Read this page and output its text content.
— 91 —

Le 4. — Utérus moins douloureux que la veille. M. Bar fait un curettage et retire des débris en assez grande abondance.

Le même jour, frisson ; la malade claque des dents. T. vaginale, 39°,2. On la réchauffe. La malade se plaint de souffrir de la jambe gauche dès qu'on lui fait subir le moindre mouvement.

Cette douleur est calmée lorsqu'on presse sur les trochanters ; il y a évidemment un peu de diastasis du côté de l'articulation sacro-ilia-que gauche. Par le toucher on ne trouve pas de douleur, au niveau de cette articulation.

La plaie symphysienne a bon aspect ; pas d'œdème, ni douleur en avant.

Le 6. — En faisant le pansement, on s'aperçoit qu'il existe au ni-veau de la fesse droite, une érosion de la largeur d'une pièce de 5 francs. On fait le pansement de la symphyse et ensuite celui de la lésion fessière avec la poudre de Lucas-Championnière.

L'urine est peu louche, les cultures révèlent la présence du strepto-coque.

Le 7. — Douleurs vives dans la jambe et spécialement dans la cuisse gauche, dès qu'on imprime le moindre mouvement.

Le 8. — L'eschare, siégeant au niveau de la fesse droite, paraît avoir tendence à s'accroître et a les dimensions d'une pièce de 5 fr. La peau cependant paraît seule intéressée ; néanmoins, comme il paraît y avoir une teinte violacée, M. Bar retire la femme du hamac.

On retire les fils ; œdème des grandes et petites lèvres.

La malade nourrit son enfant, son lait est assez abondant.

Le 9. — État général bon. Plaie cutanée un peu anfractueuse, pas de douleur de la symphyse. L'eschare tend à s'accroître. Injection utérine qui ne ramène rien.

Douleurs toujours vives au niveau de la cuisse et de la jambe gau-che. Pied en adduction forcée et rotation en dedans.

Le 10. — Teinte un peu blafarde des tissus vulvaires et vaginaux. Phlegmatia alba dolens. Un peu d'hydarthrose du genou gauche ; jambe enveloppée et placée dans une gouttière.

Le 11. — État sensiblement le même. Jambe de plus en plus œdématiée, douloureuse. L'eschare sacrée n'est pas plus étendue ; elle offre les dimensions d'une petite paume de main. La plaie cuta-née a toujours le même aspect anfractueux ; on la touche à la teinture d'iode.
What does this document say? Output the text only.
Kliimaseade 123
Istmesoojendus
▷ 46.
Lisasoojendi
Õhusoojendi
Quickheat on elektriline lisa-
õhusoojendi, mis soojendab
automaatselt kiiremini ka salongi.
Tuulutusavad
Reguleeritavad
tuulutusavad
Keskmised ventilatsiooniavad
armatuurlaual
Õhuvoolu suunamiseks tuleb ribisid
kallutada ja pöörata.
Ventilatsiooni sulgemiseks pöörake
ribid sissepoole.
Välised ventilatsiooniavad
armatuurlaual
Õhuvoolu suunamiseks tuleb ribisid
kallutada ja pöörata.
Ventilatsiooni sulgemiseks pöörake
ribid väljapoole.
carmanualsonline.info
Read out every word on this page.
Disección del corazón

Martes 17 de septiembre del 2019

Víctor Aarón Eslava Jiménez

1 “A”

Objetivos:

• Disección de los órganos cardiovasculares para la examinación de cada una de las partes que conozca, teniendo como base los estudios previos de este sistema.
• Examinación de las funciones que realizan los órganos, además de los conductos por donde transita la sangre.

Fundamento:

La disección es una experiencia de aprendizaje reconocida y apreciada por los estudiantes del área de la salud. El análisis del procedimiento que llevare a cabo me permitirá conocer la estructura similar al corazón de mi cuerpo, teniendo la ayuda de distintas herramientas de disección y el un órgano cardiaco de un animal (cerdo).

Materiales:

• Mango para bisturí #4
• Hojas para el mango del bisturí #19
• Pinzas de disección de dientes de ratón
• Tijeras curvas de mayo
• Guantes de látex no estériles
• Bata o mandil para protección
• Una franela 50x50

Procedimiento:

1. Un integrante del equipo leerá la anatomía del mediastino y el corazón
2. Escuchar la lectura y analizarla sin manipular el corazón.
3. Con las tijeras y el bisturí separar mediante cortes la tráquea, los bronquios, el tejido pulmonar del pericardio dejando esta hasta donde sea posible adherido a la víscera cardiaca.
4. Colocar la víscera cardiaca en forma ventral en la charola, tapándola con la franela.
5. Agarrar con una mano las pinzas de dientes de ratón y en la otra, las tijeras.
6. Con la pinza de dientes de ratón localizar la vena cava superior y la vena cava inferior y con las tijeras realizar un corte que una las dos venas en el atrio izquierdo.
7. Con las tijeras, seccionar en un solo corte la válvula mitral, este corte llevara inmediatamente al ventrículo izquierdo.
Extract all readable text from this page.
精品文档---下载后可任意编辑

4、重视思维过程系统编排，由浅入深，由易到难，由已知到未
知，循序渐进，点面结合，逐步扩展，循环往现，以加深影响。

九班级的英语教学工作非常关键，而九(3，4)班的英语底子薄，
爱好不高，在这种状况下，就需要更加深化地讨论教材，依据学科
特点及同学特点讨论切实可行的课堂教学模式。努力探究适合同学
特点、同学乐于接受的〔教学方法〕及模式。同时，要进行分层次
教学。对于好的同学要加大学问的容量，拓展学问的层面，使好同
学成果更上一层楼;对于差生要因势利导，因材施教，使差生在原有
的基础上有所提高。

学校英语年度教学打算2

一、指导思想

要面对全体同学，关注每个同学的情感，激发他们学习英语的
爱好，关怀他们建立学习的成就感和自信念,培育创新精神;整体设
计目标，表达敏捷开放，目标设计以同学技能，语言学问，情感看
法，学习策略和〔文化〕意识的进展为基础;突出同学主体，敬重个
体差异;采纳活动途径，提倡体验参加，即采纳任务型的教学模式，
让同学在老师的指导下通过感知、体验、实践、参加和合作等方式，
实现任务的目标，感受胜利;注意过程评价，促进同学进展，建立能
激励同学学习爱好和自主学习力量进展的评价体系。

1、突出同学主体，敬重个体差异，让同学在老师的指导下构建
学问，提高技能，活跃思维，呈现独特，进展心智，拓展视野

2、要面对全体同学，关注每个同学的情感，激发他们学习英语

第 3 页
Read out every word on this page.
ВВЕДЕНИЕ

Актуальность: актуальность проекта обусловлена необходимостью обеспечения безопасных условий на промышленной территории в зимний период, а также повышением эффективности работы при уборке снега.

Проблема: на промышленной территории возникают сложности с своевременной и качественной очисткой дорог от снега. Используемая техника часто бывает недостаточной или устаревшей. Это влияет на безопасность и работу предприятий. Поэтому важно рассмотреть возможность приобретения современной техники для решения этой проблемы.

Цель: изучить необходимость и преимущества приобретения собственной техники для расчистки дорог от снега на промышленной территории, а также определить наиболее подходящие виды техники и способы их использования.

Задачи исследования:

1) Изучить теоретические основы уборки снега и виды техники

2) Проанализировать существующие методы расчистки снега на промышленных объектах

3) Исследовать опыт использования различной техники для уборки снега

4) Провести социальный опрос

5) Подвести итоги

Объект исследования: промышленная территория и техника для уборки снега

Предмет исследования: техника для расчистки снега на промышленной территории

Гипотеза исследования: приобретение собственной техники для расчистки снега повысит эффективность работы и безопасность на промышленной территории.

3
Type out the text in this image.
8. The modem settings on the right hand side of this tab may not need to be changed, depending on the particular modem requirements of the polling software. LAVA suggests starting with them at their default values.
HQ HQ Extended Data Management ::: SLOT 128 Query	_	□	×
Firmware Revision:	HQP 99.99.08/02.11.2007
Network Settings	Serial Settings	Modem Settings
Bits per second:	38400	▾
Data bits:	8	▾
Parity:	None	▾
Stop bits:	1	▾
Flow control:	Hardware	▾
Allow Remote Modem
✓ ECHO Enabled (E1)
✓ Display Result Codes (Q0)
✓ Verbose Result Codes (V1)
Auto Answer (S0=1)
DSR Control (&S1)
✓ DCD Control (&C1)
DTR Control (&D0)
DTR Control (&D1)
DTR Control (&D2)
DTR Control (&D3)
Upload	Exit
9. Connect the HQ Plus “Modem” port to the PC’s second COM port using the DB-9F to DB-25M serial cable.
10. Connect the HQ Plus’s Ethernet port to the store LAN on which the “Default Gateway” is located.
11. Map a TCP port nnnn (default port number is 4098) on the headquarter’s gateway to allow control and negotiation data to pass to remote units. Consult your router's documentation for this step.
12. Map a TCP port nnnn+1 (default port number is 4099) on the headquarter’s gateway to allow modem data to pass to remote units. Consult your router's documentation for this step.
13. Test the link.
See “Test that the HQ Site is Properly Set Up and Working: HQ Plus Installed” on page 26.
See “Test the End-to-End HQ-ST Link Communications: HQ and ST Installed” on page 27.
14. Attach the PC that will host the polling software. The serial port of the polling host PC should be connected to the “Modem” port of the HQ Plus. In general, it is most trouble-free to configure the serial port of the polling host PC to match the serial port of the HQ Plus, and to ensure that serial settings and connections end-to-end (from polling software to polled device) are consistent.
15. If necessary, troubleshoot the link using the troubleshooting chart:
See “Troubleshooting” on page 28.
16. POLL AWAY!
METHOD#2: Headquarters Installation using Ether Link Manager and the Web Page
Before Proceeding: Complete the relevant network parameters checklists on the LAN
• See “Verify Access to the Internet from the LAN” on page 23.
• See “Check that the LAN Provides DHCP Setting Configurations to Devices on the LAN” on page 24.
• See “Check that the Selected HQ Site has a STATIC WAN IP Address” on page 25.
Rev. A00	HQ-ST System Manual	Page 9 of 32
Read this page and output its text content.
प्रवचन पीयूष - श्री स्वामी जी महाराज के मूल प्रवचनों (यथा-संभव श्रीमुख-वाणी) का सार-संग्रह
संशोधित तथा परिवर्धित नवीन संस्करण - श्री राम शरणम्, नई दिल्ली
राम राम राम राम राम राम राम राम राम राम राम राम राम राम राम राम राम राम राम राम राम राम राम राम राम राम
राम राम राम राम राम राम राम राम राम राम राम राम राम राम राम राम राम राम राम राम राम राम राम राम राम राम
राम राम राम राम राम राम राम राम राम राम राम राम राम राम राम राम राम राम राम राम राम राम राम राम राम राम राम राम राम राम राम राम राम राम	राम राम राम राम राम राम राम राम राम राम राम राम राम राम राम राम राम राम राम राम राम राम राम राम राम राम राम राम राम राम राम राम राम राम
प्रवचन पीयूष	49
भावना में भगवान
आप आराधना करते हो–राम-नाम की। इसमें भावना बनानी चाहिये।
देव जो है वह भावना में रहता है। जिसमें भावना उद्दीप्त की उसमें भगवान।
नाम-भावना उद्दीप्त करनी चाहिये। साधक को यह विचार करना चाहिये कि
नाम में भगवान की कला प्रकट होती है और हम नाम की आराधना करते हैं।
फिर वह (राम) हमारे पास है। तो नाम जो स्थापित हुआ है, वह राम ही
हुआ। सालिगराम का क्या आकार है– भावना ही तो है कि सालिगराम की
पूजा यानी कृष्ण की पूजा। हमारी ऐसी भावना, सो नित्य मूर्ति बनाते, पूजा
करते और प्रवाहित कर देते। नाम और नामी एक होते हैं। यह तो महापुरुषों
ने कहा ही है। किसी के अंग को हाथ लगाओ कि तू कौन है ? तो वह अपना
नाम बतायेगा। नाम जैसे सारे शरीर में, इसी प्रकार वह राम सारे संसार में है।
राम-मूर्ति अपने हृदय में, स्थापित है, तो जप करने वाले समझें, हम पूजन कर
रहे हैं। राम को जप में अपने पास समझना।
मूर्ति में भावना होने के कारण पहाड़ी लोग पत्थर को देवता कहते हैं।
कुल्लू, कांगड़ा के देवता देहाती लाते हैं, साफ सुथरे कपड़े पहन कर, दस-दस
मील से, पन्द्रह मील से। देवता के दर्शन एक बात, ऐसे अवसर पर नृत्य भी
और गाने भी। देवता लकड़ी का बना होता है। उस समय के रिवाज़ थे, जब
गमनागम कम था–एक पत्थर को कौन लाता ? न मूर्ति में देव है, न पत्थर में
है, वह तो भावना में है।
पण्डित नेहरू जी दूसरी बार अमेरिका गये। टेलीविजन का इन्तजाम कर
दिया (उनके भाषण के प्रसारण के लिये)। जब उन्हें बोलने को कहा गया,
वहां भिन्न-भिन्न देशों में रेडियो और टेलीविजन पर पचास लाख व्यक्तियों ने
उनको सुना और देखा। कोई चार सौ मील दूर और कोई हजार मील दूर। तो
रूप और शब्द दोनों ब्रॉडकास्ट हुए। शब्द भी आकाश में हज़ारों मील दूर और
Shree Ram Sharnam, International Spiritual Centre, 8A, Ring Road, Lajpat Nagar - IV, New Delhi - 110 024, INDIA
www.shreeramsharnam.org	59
************
DESCRIPTION OF THE TASK: Gather all lines where the word "Installed" appears.

EXERCISE ANSWER:
See “Test that the HQ Site is Properly Set Up and Working: HQ Plus Installed” on page 26.
See “Test the End-to-End HQ-ST Link Communications: HQ and ST Installed” on page 27.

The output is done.